◆ Written request: For every line in the data below that contains "title", copy the line.

◆ ◆ ◆ ◆ ◆

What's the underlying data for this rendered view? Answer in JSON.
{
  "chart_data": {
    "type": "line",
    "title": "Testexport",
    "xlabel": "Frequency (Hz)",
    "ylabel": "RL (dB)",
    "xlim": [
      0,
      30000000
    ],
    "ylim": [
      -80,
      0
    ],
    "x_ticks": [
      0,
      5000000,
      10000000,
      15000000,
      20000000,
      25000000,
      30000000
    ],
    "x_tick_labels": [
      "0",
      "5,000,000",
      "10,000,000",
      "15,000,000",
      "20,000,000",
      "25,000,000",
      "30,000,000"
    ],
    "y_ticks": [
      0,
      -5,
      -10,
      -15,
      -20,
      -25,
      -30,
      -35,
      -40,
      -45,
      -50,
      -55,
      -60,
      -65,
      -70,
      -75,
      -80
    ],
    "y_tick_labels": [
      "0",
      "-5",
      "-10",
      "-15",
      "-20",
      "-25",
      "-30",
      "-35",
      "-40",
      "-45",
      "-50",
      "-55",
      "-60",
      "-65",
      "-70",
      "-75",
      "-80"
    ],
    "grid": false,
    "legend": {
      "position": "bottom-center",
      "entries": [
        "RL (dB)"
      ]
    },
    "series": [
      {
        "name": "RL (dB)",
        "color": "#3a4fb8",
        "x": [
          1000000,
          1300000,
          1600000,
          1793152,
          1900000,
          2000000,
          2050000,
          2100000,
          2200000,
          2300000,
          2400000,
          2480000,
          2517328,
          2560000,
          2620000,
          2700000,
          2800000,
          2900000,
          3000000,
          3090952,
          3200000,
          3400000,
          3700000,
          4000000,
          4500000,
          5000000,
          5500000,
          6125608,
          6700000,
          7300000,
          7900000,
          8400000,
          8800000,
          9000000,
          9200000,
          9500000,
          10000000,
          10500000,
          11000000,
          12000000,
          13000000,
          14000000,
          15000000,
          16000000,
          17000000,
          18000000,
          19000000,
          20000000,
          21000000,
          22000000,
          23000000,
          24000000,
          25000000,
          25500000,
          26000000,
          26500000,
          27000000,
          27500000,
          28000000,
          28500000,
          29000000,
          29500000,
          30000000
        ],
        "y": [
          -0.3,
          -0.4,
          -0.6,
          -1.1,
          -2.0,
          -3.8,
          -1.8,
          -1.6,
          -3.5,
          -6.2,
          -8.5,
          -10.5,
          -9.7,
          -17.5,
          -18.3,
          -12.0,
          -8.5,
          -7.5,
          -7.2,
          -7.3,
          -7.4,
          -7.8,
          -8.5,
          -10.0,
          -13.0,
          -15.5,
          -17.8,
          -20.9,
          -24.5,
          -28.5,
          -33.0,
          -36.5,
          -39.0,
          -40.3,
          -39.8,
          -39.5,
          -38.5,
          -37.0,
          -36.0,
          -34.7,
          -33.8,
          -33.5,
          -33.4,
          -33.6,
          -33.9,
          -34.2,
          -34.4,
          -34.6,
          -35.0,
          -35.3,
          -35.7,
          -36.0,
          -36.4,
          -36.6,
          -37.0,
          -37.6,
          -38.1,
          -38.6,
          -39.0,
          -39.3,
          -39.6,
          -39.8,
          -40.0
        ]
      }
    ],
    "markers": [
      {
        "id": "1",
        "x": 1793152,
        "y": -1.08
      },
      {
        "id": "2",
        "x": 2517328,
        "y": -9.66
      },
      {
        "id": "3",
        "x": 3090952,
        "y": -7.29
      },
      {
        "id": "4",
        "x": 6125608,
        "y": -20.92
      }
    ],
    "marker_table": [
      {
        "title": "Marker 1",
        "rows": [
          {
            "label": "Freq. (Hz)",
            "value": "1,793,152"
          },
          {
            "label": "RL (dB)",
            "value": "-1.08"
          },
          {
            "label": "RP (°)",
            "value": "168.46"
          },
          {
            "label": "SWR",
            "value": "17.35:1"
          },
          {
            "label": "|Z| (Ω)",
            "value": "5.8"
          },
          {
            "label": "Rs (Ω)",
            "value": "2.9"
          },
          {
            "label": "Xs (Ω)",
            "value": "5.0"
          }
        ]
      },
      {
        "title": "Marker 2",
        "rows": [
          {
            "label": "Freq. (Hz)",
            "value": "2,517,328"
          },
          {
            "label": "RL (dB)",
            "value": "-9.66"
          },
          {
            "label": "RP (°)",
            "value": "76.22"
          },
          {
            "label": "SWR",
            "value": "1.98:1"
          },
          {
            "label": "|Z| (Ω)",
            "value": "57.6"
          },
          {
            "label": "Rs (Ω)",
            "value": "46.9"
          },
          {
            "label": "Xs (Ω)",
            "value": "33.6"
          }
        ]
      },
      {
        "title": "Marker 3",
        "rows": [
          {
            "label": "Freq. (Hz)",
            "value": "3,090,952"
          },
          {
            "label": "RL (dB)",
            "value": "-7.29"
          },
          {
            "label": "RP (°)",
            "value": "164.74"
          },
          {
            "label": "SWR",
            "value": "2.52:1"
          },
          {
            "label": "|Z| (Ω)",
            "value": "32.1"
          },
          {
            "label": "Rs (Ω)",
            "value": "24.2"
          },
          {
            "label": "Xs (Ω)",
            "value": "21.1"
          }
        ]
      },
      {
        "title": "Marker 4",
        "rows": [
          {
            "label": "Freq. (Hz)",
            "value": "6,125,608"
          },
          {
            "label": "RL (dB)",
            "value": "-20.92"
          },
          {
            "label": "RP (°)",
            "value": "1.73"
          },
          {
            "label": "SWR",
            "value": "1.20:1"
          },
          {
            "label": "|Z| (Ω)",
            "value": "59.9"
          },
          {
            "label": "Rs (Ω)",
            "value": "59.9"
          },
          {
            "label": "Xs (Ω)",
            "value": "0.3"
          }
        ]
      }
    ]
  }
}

◆ ◆ ◆ ◆ ◆

◆ Worked solution:
    "title": "Testexport",
        "title": "Marker 1",
        "title": "Marker 2",
        "title": "Marker 3",
        "title": "Marker 4",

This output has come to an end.